### What you are asked to do
Reproduce the lines unchanged, from the line with "like-icon [118,709,142,733]" through the line with "heart-eyes-icon [422,53,453,103]", both included.

START Record list

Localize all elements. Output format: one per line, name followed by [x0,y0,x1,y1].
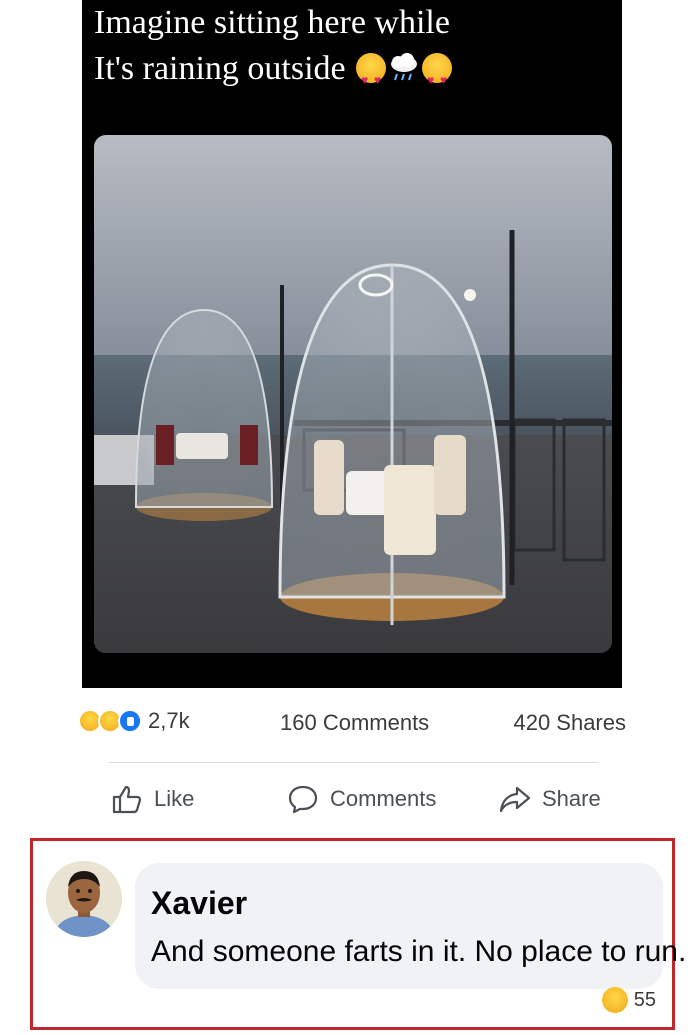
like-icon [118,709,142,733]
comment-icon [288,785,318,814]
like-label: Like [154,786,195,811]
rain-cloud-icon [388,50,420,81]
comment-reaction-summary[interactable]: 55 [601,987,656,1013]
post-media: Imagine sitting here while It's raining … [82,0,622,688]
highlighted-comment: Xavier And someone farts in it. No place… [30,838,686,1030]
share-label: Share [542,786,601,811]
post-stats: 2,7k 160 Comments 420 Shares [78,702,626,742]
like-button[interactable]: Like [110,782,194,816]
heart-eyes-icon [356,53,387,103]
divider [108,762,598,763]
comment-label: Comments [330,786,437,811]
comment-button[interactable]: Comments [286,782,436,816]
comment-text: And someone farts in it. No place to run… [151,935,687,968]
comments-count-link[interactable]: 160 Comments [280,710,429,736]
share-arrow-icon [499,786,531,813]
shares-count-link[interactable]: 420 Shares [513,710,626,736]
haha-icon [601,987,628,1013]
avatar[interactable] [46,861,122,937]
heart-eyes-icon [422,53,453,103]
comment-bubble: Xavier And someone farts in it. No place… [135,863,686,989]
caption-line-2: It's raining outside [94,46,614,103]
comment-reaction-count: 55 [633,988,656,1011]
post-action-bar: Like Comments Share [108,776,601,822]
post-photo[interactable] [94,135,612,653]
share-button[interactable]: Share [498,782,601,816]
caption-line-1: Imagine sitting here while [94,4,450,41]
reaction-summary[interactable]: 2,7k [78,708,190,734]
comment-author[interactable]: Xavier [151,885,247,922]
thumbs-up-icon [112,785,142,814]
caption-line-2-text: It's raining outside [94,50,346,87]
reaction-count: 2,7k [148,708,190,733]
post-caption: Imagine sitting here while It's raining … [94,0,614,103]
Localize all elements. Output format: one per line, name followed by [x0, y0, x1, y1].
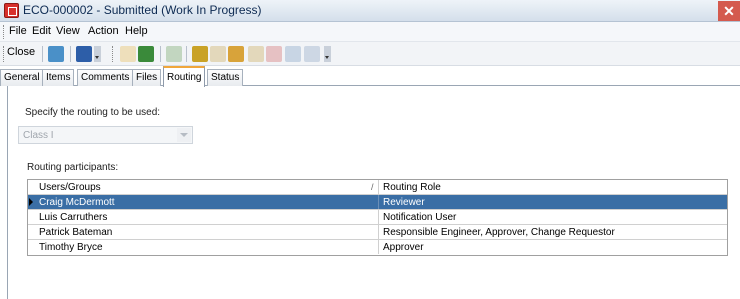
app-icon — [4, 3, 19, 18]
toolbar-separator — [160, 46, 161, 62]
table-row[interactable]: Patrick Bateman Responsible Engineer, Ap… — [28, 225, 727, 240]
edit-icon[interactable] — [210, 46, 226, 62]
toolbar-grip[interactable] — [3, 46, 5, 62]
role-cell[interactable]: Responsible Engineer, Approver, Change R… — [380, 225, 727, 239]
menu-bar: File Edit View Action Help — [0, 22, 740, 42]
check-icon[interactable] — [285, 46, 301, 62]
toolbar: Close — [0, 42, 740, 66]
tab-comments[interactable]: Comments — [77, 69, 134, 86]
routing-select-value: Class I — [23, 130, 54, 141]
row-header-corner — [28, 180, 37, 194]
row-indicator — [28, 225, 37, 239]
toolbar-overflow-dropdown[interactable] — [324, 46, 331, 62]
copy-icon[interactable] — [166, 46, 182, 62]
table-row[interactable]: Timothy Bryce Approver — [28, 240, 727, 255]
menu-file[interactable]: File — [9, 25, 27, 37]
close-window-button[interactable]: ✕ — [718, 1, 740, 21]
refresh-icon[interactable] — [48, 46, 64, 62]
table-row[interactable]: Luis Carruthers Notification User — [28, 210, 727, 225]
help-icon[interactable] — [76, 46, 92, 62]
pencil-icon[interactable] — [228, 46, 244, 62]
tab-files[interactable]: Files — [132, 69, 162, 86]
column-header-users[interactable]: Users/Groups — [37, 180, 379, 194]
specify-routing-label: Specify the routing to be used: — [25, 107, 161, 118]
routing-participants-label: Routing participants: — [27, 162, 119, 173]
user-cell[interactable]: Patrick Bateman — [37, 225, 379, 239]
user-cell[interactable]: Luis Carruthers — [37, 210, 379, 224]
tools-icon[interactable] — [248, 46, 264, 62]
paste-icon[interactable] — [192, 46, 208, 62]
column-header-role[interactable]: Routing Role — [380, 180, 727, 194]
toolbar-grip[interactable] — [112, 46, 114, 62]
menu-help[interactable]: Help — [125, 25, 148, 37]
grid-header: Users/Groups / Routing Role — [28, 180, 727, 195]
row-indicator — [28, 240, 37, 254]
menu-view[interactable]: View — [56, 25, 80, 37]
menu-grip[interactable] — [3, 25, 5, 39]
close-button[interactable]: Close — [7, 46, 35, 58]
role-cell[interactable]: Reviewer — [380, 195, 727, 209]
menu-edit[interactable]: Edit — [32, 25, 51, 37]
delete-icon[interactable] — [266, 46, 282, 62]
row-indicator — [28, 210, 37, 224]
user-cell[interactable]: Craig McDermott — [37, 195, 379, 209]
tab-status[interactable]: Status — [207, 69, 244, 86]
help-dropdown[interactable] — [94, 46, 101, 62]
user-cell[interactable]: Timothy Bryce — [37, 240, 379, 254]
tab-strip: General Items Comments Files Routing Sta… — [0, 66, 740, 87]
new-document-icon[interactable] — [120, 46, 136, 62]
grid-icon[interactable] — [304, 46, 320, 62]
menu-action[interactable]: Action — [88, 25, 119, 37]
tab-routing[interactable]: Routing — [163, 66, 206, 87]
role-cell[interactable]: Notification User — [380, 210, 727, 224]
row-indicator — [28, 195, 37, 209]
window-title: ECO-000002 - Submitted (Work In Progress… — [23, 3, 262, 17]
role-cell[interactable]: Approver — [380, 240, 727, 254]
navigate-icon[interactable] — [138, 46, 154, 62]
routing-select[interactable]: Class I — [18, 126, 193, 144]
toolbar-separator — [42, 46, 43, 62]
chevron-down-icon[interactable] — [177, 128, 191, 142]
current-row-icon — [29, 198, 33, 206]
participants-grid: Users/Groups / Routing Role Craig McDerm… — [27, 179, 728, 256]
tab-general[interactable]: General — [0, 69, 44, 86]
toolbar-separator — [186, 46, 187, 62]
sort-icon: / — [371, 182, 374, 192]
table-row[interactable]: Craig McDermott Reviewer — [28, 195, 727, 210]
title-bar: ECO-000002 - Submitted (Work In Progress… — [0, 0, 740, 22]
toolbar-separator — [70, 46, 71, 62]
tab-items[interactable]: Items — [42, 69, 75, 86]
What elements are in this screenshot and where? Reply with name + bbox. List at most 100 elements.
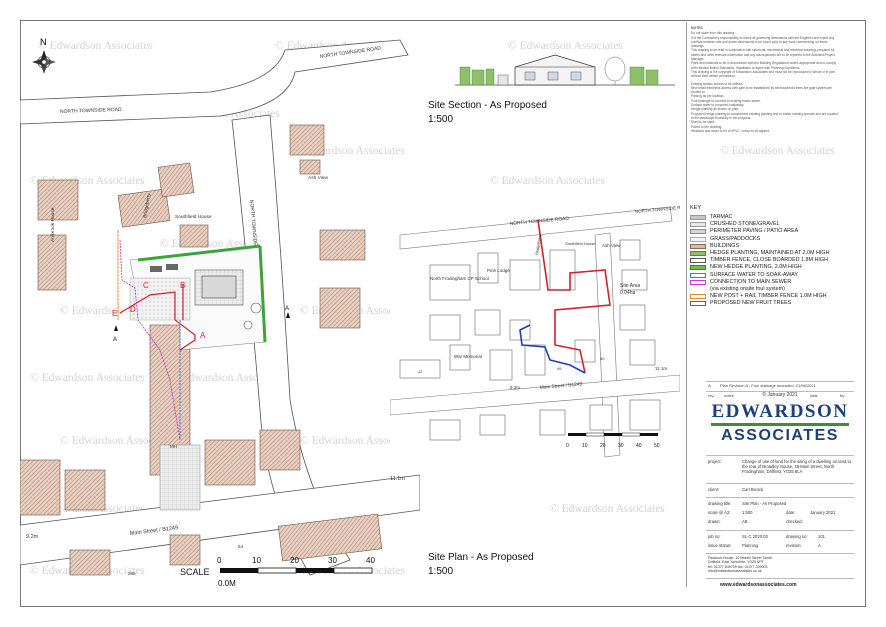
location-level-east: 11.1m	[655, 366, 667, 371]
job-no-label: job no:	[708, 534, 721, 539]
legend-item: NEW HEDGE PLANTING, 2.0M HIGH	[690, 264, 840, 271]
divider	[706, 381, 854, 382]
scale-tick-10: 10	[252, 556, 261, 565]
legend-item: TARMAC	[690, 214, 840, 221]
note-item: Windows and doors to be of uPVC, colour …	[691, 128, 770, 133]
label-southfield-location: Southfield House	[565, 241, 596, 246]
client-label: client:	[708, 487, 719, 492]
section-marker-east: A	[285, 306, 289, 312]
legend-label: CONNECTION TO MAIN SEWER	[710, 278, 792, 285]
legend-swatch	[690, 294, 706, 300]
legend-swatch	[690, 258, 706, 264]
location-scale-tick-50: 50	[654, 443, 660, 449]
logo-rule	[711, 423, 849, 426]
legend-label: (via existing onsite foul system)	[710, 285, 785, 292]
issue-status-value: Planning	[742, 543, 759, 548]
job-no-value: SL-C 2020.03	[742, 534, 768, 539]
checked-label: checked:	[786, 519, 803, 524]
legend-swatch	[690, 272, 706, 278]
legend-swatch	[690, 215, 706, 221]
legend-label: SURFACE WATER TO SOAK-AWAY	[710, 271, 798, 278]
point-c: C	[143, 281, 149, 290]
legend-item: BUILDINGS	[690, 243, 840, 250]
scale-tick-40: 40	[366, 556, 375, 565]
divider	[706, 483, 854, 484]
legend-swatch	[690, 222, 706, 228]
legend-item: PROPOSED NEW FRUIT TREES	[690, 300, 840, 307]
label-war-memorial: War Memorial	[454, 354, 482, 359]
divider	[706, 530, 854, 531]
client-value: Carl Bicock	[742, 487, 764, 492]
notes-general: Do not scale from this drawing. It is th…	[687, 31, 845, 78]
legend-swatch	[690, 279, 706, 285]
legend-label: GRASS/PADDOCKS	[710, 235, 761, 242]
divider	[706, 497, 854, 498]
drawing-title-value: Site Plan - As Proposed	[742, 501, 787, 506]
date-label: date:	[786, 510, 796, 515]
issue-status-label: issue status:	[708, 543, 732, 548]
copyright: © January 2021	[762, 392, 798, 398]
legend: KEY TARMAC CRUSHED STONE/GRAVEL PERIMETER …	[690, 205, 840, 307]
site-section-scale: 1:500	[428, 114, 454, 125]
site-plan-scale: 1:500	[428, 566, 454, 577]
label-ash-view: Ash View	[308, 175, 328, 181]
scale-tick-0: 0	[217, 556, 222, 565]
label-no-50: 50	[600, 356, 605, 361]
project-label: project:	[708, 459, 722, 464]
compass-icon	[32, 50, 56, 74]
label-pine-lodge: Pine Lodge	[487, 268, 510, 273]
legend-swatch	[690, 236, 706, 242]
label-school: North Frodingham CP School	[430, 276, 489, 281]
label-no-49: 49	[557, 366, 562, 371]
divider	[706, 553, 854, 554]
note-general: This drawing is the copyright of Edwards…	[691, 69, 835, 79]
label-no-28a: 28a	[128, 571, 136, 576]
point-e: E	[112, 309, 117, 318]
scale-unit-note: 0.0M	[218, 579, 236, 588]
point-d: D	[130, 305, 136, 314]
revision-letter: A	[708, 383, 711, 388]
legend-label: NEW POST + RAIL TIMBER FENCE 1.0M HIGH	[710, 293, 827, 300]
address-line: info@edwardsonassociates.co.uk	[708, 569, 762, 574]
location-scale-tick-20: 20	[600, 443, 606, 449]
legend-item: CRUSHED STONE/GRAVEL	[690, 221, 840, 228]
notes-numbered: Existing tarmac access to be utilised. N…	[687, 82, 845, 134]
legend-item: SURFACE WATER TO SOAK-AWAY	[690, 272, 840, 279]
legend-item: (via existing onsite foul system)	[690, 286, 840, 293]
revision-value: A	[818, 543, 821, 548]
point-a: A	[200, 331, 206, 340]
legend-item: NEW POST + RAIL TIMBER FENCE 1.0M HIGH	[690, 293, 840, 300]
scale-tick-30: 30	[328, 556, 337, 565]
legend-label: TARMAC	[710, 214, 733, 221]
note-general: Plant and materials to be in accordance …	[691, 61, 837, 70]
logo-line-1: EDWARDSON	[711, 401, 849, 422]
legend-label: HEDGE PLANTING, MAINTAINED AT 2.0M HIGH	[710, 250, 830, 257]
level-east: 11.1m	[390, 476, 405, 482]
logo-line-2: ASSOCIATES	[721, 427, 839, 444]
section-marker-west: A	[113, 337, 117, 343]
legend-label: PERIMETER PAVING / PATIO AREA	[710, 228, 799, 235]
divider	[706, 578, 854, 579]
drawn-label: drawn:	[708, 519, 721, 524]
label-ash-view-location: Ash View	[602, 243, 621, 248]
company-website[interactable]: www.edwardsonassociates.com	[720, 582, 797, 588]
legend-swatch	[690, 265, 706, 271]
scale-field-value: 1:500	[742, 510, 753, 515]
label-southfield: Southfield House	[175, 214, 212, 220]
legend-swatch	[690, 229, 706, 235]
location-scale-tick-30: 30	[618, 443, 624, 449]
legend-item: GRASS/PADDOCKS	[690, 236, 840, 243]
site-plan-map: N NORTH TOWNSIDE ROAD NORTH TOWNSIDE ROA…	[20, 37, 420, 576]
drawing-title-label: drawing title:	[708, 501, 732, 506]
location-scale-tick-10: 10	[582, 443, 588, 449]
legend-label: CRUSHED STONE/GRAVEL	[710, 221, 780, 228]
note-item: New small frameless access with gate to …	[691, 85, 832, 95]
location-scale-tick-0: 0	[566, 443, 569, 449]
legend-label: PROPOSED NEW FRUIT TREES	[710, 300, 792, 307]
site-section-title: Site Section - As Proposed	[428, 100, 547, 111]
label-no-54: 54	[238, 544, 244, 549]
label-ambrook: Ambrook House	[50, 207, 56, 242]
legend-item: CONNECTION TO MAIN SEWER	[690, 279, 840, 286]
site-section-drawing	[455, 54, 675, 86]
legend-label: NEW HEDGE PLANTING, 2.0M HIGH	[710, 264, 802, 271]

END Record list

### Output
like-icon [118,709,142,733]
comment-icon [288,785,318,814]
like-label: Like [154,786,195,811]
rain-cloud-icon [388,50,420,81]
comment-reaction-summary[interactable]: 55 [601,987,656,1013]
post-media: Imagine sitting here while It's raining … [82,0,622,688]
highlighted-comment: Xavier And someone farts in it. No place… [30,838,686,1030]
share-label: Share [542,786,601,811]
post-stats: 2,7k 160 Comments 420 Shares [78,702,626,742]
like-button[interactable]: Like [110,782,194,816]
heart-eyes-icon [356,53,387,103]
divider [108,762,598,763]
comment-label: Comments [330,786,437,811]
comment-button[interactable]: Comments [286,782,436,816]
comment-text: And someone farts in it. No place to run… [151,935,687,968]
comments-count-link[interactable]: 160 Comments [280,710,429,736]
share-arrow-icon [499,786,531,813]
shares-count-link[interactable]: 420 Shares [513,710,626,736]
haha-icon [601,987,628,1013]
avatar[interactable] [46,861,122,937]
heart-eyes-icon [422,53,453,103]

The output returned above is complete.